**Problems to solve**
1. Reproduce the part of the AI alignment text from "S-risks are unlikely" to "and of itself.".
2. In the AI alignment text, which science-fiction story explores a malevolent human or AI enslaving and torturing humans?

======== Text section

Might AI alignment research lead to outcomes worse than extinction?

3 min read

Suggest changes in Google Docs

AI alignment is mostly oriented towards avoiding existential risks, but there is also a risk that an unaligned AGI might produce scenarios that lead to s-risks. However, some have theorized that attempting to align an AI could be the cause of s-risks.

S-risks are unlikely if everyone is dead¹, as might happen in a situation where an unaligned AGI is deployed or in a host of other extinction scenarios related to AI. In contrast to a nuclear apocalypse where the worst possible outcome is that we all die, powerful AI might be a source of s-risk in and of itself.

On the one hand, AGI could be the source of the s-risk through e.g. AI-enabled totalitarianism. One could imagine a malevolent human or AI could enslave humanity and torture humans, as is explored in the science-fiction story I Have No Mouth, and I Must Scream.

================
======== Records

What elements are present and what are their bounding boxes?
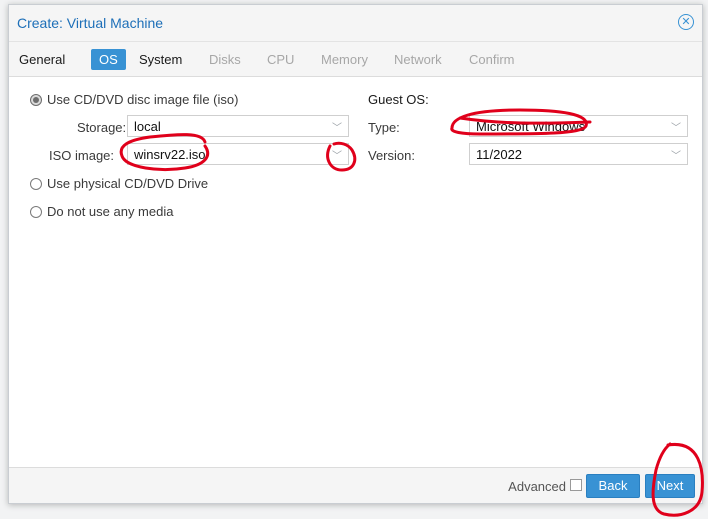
next-button[interactable]: Next <box>645 474 695 498</box>
os-version-select[interactable]: 11/2022 ﹀ <box>469 143 688 165</box>
tab-system[interactable]: System <box>139 52 182 67</box>
storage-value: local <box>134 119 161 134</box>
iso-image-select[interactable]: winsrv22.iso ﹀ <box>127 143 349 165</box>
chevron-down-icon: ﹀ <box>332 123 342 134</box>
tab-disks: Disks <box>209 52 241 67</box>
tab-network: Network <box>394 52 442 67</box>
chevron-down-icon: ﹀ <box>332 151 342 162</box>
advanced-checkbox[interactable] <box>570 479 582 491</box>
os-version-value: 11/2022 <box>476 147 523 162</box>
chevron-down-icon: ﹀ <box>671 151 681 162</box>
tab-memory: Memory <box>321 52 368 67</box>
storage-label: Storage: <box>77 120 127 135</box>
os-type-value: Microsoft Windows <box>476 119 586 134</box>
radio-use-iso[interactable] <box>30 94 42 106</box>
option-physical-drive-label: Use physical CD/DVD Drive <box>47 176 209 191</box>
option-use-iso-label: Use CD/DVD disc image file (iso) <box>47 92 239 107</box>
storage-select[interactable]: local ﹀ <box>127 115 349 137</box>
tab-cpu: CPU <box>267 52 295 67</box>
chevron-down-icon: ﹀ <box>671 123 681 134</box>
os-type-label: Type: <box>368 120 400 135</box>
os-type-select[interactable]: Microsoft Windows ﹀ <box>469 115 688 137</box>
dialog-title: Create: Virtual Machine <box>17 15 164 31</box>
create-vm-dialog: Create: Virtual Machine ✕ General OS Sys… <box>8 4 703 504</box>
os-version-label: Version: <box>368 148 415 163</box>
radio-no-media[interactable] <box>30 206 42 218</box>
dialog-titlebar: Create: Virtual Machine ✕ <box>9 5 702 42</box>
iso-image-label: ISO image: <box>49 148 115 163</box>
radio-physical-drive[interactable] <box>30 178 42 190</box>
tab-general[interactable]: General <box>19 52 65 67</box>
iso-image-value: winsrv22.iso <box>134 147 206 162</box>
back-button[interactable]: Back <box>586 474 640 498</box>
wizard-tabs: General OS System Disks CPU Memory Netwo… <box>9 42 702 77</box>
advanced-label: Advanced <box>508 479 566 494</box>
close-icon[interactable]: ✕ <box>678 14 694 30</box>
tab-confirm: Confirm <box>469 52 515 67</box>
option-no-media-label: Do not use any media <box>47 204 174 219</box>
guest-os-heading: Guest OS: <box>368 92 429 107</box>
dialog-footer: Advanced Back Next <box>9 467 702 503</box>
tab-os[interactable]: OS <box>91 49 126 70</box>
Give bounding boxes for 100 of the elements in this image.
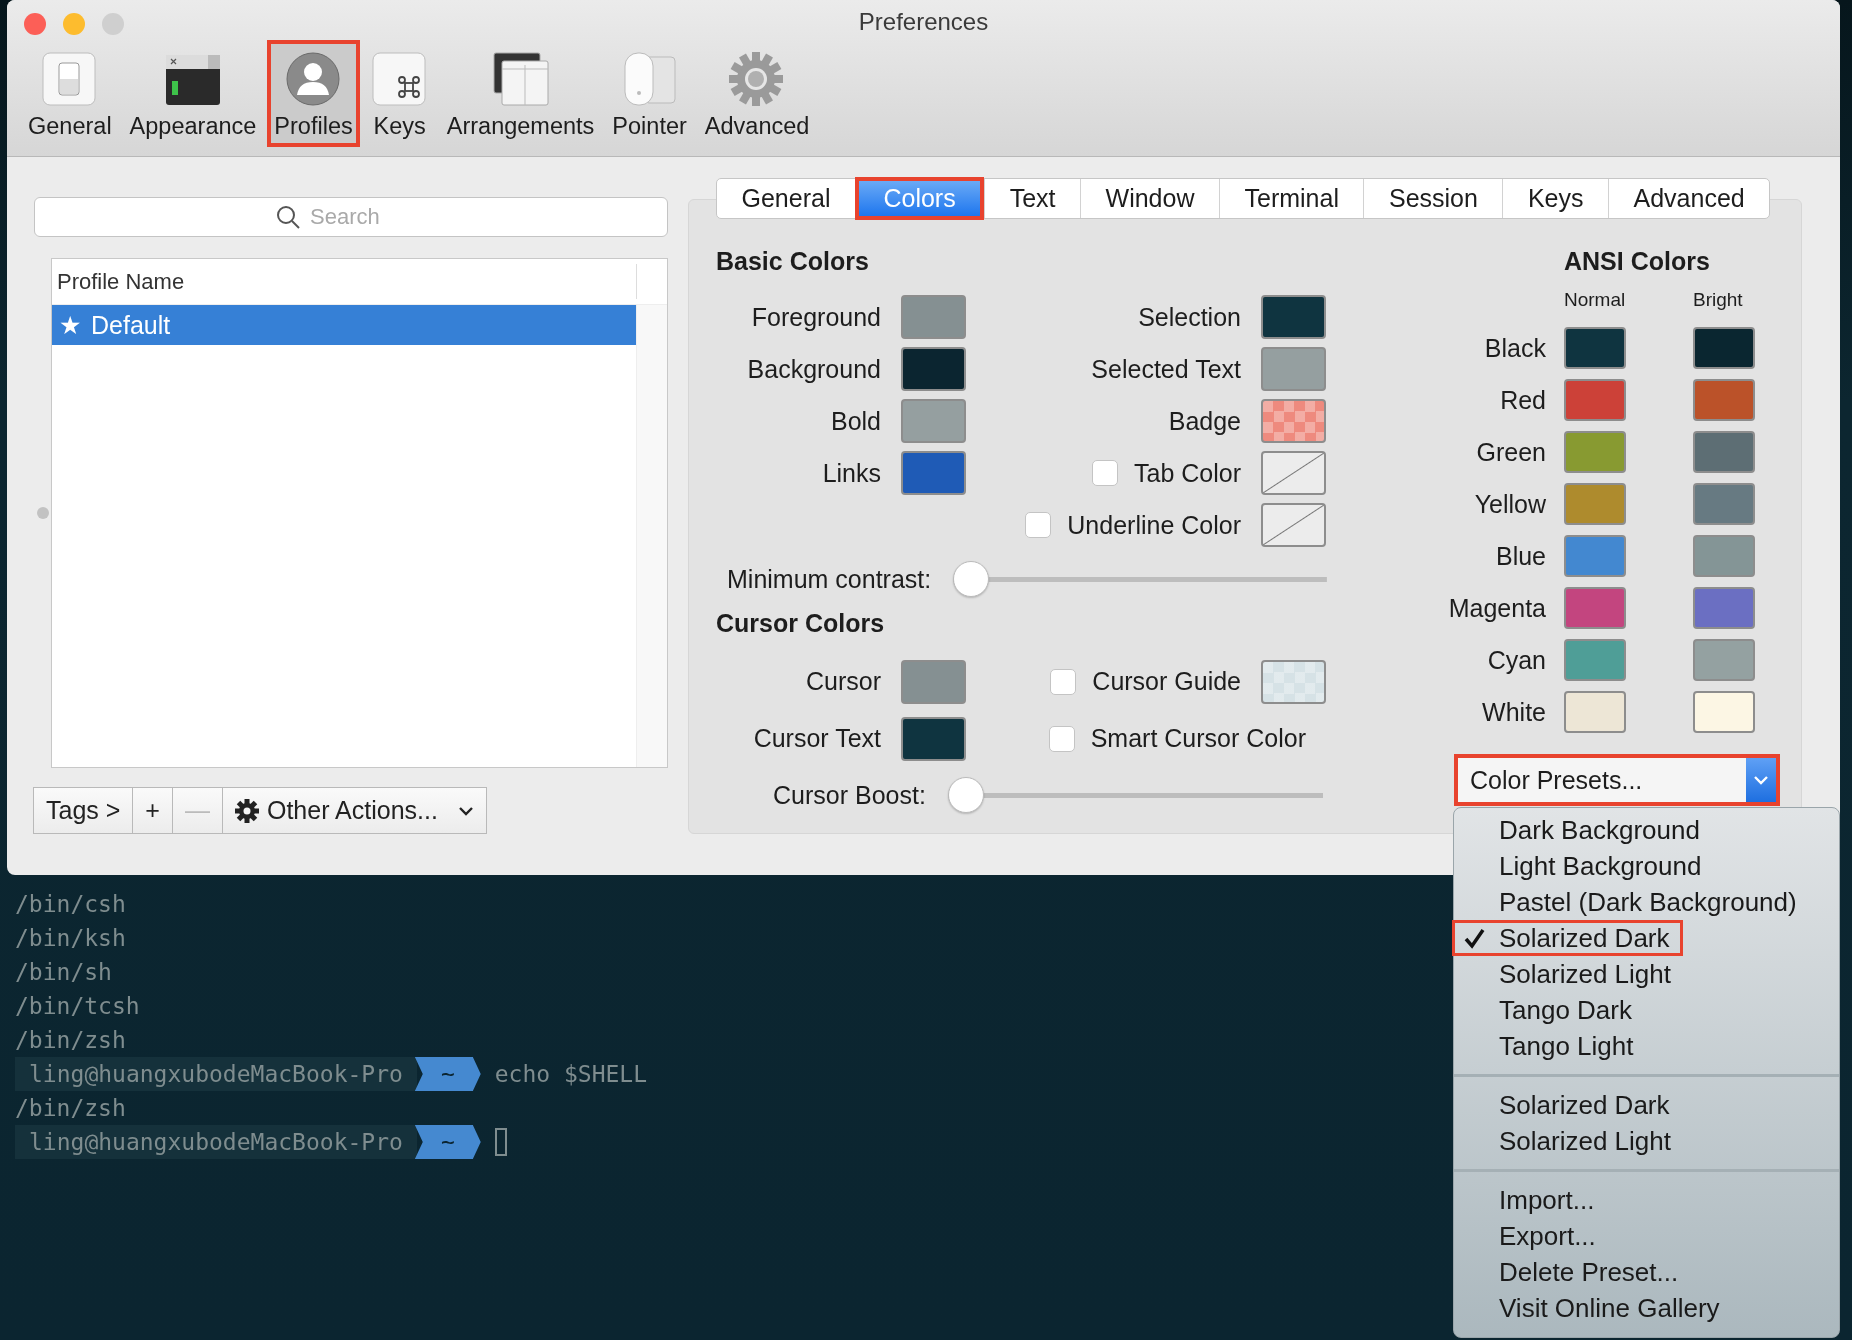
color-well[interactable] xyxy=(1564,379,1626,421)
tab[interactable]: Keys xyxy=(1502,179,1608,218)
toolbar-button[interactable]: Other Actions... xyxy=(221,787,487,834)
tab[interactable]: Session xyxy=(1363,179,1503,218)
color-well[interactable] xyxy=(901,347,966,391)
color-well[interactable] xyxy=(901,295,966,339)
color-label: Selection xyxy=(1138,302,1241,332)
menu-item[interactable]: Solarized Dark xyxy=(1452,920,1683,956)
color-well[interactable] xyxy=(1693,379,1755,421)
terminal-output: /bin/zsh xyxy=(15,1027,126,1053)
checkbox[interactable] xyxy=(1025,512,1052,538)
menu-item[interactable]: Import... xyxy=(1452,1182,1608,1218)
windows-icon xyxy=(491,51,550,107)
color-well[interactable] xyxy=(1693,327,1755,369)
gear-icon xyxy=(234,798,259,823)
toolbar-button[interactable]: Profiles xyxy=(267,40,360,147)
color-well[interactable] xyxy=(1564,691,1626,733)
column-header[interactable]: Profile Name xyxy=(52,259,636,304)
tab[interactable]: Advanced xyxy=(1608,179,1770,218)
color-label: Selected Text xyxy=(1091,354,1241,384)
profile-row[interactable]: ★ Default xyxy=(52,305,636,345)
color-well[interactable] xyxy=(1261,347,1326,391)
menu-item[interactable]: Delete Preset... xyxy=(1452,1254,1692,1290)
color-well[interactable] xyxy=(1564,483,1626,525)
color-well[interactable] xyxy=(1693,691,1755,733)
profile-name: Default xyxy=(91,310,171,341)
text-cursor xyxy=(494,1128,507,1156)
checkbox[interactable] xyxy=(1050,668,1077,695)
color-well[interactable] xyxy=(1693,483,1755,525)
color-label: Foreground xyxy=(751,302,881,332)
color-label: Green xyxy=(1475,437,1547,468)
color-well[interactable] xyxy=(1261,399,1326,443)
menu-item[interactable]: Light Background xyxy=(1452,848,1715,884)
toolbar-button[interactable]: Appearance xyxy=(122,40,264,147)
color-well[interactable] xyxy=(1564,327,1626,369)
terminal-output: /bin/sh xyxy=(15,959,112,985)
color-label: Background xyxy=(747,354,881,384)
menu-item[interactable]: Export... xyxy=(1452,1218,1609,1254)
section-heading: ANSI Colors xyxy=(1564,246,1710,277)
checkbox[interactable] xyxy=(1048,725,1075,752)
prompt-host: ling@huangxubodeMacBook-Pro xyxy=(15,1057,417,1091)
tab[interactable]: General xyxy=(717,179,855,218)
color-well[interactable] xyxy=(1564,639,1626,681)
color-well[interactable] xyxy=(1564,587,1626,629)
prompt-directory: ~ xyxy=(414,1125,481,1159)
empty-color-well[interactable] xyxy=(1261,451,1326,495)
color-label: Cursor Text xyxy=(753,724,881,753)
color-well[interactable] xyxy=(901,716,966,761)
checkbox[interactable] xyxy=(1092,460,1118,486)
tab[interactable]: Window xyxy=(1080,179,1219,218)
color-well[interactable] xyxy=(1261,295,1326,339)
menu-item[interactable]: Tango Dark xyxy=(1452,992,1645,1028)
switch-icon xyxy=(40,51,99,107)
color-well[interactable] xyxy=(901,659,966,704)
tab[interactable]: Terminal xyxy=(1219,179,1364,218)
color-well[interactable] xyxy=(1693,639,1755,681)
color-label: Black xyxy=(1483,333,1547,364)
minimize-button[interactable] xyxy=(63,13,85,35)
color-well[interactable] xyxy=(901,399,966,443)
toolbar-button[interactable]: Keys xyxy=(363,40,436,147)
window-title: Preferences xyxy=(858,10,989,34)
menu-item[interactable]: Dark Background xyxy=(1452,812,1713,848)
color-label: Smart Cursor Color xyxy=(1090,724,1306,753)
menu-item[interactable]: Solarized Light xyxy=(1452,1123,1684,1159)
tab[interactable]: Text xyxy=(984,179,1081,218)
color-well[interactable] xyxy=(1693,431,1755,473)
color-well[interactable] xyxy=(1564,431,1626,473)
menu-item[interactable]: Solarized Dark xyxy=(1452,1087,1683,1123)
color-label: Magenta xyxy=(1447,593,1547,624)
color-label: Cursor Guide xyxy=(1092,667,1241,696)
color-well[interactable] xyxy=(1693,587,1755,629)
menu-item[interactable]: Visit Online Gallery xyxy=(1452,1290,1733,1326)
preset-dropdown[interactable]: Color Presets... xyxy=(1454,754,1780,806)
color-well[interactable] xyxy=(1693,535,1755,577)
empty-color-well[interactable] xyxy=(1261,503,1326,547)
zoom-button[interactable] xyxy=(102,13,124,35)
slider-thumb[interactable] xyxy=(953,561,990,597)
toolbar-button[interactable]: Advanced xyxy=(697,40,817,147)
color-label: Tab Color xyxy=(1134,458,1241,488)
slider-thumb[interactable] xyxy=(947,777,984,813)
menu-item[interactable]: Solarized Light xyxy=(1452,956,1684,992)
terminal-output: /bin/tcsh xyxy=(15,993,140,1019)
terminal-output: /bin/ksh xyxy=(15,925,126,951)
color-well[interactable] xyxy=(901,451,966,495)
column-header: Normal xyxy=(1564,288,1626,312)
close-button[interactable] xyxy=(24,13,46,35)
toolbar-button[interactable]: Arrangements xyxy=(439,40,602,147)
color-well[interactable] xyxy=(1261,659,1326,704)
menu-item[interactable]: Tango Light xyxy=(1452,1028,1647,1064)
menu-item[interactable]: Pastel (Dark Background) xyxy=(1452,884,1810,920)
toolbar-button[interactable]: Pointer xyxy=(605,40,694,147)
color-well[interactable] xyxy=(1564,535,1626,577)
toolbar-button[interactable]: Tags > xyxy=(33,787,134,834)
search-field[interactable]: Search xyxy=(34,197,668,237)
toolbar-button[interactable]: + xyxy=(132,787,173,834)
color-label: Red xyxy=(1499,385,1547,416)
color-label: Links xyxy=(822,458,881,488)
color-label: White xyxy=(1481,697,1547,728)
splitter-handle[interactable] xyxy=(36,507,49,519)
toolbar-button[interactable]: General xyxy=(21,40,119,147)
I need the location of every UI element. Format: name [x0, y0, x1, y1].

================

**In response**
1.
S-risks are unlikely if everyone is dead¹, as might happen in a situation where an unaligned AGI is deployed or in a host of other extinction scenarios related to AI. In contrast to a nuclear apocalypse where the worst possible outcome is that we all die, powerful AI might be a source of s-risk in and of itself.

2. I Have No Mouth, and I Must Scream